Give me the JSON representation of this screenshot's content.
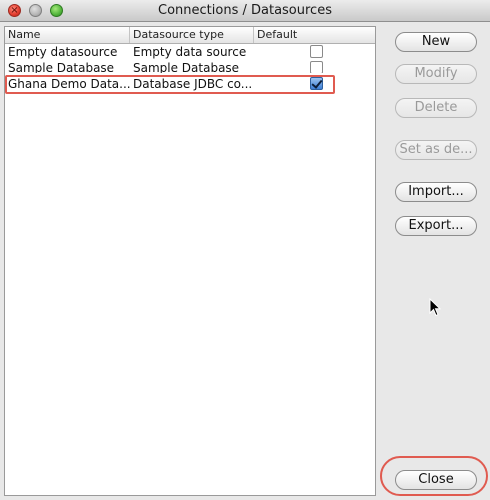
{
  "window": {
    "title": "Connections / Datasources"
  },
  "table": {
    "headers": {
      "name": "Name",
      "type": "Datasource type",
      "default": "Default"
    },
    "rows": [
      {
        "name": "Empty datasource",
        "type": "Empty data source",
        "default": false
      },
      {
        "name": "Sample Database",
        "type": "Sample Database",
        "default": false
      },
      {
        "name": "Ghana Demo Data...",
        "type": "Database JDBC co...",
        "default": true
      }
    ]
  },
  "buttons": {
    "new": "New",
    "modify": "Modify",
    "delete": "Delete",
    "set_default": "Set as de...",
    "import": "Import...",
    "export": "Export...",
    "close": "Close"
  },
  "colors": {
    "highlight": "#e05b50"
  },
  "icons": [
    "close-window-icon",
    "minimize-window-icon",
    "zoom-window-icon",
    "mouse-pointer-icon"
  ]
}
==
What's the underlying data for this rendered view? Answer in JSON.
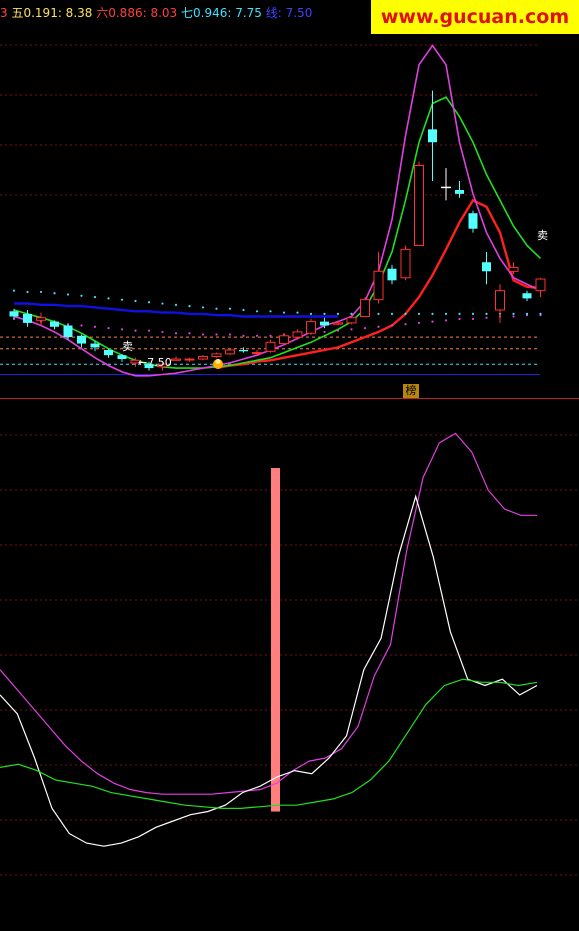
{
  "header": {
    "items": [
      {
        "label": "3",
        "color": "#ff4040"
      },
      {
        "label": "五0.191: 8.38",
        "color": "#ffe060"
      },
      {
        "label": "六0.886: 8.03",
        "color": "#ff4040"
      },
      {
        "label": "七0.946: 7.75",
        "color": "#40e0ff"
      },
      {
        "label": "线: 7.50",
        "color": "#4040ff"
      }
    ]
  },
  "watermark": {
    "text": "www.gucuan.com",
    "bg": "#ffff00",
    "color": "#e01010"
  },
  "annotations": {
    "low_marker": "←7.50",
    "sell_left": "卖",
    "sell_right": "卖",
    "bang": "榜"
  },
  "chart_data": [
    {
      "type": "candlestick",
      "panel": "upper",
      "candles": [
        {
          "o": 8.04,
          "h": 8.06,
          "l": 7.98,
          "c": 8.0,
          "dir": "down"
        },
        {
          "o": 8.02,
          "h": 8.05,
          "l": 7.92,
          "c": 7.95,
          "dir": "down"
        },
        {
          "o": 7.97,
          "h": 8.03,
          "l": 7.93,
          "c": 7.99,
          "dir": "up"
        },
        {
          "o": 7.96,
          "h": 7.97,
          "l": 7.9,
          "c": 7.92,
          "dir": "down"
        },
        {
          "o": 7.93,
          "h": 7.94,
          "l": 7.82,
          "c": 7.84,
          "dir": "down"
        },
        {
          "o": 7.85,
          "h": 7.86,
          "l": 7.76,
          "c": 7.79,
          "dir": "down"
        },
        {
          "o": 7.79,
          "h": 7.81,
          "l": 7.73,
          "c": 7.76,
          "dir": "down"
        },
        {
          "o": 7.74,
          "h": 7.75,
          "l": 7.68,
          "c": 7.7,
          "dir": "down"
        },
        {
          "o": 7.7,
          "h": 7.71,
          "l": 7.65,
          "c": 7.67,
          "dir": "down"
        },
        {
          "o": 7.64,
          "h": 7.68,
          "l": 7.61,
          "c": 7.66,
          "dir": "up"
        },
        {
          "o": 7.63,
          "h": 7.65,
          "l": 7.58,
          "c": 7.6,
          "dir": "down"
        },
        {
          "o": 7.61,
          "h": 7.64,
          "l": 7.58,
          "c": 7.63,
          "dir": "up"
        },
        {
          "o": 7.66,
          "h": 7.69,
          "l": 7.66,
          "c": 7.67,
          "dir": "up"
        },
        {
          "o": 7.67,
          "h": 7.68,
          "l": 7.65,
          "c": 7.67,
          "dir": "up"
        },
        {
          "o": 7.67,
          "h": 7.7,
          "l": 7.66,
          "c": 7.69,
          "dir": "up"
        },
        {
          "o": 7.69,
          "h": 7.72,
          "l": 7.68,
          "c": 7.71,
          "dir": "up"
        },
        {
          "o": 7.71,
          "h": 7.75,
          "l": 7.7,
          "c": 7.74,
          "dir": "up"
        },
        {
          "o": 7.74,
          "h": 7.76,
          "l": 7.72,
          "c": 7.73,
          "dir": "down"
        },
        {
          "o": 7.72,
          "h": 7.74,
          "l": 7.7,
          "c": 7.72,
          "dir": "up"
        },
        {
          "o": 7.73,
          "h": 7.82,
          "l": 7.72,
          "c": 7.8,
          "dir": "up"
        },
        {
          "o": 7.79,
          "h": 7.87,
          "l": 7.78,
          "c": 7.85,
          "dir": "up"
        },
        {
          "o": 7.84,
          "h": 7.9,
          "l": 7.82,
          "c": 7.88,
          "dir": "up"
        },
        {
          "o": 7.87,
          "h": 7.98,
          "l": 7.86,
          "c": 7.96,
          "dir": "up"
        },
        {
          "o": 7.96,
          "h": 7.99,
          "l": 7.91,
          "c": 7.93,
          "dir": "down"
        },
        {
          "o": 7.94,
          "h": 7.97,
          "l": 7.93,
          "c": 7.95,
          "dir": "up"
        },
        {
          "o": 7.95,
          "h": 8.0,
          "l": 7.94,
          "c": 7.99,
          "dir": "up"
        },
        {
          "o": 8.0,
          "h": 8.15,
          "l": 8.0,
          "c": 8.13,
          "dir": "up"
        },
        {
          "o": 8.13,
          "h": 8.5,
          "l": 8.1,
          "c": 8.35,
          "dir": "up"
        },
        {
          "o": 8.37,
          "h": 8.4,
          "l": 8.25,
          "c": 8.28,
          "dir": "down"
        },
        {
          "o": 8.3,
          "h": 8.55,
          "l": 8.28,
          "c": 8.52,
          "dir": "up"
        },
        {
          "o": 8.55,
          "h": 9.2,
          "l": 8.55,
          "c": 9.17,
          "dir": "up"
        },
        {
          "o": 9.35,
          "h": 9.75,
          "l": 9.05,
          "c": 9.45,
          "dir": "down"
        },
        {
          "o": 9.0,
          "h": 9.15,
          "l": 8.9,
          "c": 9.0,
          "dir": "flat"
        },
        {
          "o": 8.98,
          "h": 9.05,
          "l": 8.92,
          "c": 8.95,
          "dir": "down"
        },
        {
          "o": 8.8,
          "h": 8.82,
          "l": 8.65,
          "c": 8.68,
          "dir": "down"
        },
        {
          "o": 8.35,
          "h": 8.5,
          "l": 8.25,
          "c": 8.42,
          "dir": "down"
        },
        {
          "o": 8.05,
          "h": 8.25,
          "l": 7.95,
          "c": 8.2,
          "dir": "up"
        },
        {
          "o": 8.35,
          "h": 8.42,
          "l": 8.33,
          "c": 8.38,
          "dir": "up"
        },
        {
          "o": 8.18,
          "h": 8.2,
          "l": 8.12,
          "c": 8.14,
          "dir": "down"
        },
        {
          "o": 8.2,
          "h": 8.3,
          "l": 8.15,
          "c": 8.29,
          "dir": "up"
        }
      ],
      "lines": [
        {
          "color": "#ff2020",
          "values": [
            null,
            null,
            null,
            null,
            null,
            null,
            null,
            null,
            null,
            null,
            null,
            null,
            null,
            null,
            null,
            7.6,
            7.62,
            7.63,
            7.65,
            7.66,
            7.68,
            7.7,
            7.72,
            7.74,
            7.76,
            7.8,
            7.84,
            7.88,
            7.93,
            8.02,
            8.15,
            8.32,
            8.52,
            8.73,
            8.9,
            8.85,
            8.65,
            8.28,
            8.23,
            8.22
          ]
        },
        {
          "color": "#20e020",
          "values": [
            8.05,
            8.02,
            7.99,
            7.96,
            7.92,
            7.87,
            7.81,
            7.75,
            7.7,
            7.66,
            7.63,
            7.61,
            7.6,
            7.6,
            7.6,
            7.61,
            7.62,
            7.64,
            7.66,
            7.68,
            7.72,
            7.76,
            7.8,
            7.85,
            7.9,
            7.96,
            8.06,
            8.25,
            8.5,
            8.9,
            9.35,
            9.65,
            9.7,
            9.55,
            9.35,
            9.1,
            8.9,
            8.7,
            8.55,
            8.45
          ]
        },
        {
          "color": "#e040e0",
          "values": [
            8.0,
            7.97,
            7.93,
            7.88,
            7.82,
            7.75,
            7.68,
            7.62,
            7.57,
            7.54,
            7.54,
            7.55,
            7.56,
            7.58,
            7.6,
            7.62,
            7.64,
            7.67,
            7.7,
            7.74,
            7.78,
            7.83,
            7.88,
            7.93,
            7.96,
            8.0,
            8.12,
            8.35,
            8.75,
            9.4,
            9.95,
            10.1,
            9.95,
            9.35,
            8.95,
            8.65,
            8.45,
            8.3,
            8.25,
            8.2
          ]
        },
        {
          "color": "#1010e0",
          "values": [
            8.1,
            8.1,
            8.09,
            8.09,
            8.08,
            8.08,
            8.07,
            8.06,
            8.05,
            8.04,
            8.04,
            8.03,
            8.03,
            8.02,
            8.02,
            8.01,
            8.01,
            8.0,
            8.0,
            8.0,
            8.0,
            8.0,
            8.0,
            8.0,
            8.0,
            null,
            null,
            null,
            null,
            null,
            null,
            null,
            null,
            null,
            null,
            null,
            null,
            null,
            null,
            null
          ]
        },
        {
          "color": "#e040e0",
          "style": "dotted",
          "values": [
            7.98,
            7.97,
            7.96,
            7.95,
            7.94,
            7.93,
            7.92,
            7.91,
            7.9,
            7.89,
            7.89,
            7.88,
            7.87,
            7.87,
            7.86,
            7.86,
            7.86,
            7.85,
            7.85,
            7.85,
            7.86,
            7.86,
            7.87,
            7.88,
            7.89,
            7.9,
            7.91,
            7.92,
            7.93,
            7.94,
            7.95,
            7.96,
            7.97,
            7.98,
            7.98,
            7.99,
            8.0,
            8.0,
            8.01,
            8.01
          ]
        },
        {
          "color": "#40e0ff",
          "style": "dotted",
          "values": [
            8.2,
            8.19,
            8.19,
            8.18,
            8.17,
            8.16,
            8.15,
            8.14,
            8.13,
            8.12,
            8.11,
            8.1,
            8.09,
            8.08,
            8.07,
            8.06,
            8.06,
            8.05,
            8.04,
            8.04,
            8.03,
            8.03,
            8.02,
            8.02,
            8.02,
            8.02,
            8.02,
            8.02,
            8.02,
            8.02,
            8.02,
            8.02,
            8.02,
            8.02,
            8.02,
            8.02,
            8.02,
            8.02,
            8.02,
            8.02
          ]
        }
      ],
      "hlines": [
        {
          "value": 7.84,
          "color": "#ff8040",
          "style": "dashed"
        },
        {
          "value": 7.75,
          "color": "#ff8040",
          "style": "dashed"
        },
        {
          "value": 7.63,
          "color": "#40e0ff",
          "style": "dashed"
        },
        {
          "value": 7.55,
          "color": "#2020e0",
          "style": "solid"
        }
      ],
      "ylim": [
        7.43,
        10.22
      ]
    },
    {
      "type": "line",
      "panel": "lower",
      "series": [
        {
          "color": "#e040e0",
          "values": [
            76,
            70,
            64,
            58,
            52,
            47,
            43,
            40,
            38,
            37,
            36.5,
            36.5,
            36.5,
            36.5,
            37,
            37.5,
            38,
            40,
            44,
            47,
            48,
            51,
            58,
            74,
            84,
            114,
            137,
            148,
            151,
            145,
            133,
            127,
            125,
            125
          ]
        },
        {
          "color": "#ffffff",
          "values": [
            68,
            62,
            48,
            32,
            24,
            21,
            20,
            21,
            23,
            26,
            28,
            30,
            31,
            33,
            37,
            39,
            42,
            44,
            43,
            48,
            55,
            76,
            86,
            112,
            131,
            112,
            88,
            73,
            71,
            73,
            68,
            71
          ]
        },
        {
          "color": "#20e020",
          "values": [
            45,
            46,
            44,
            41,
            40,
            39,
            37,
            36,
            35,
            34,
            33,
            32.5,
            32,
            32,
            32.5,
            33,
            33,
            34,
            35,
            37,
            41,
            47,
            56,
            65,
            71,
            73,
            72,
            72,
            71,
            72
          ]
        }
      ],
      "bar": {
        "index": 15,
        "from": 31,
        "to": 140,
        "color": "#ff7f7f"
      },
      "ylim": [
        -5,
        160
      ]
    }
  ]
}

_Objective_
Pull every line containing the word "Empty" out of the material.

_Solved problem_
        "name": "Empty datasource",
        "type": "Empty data source",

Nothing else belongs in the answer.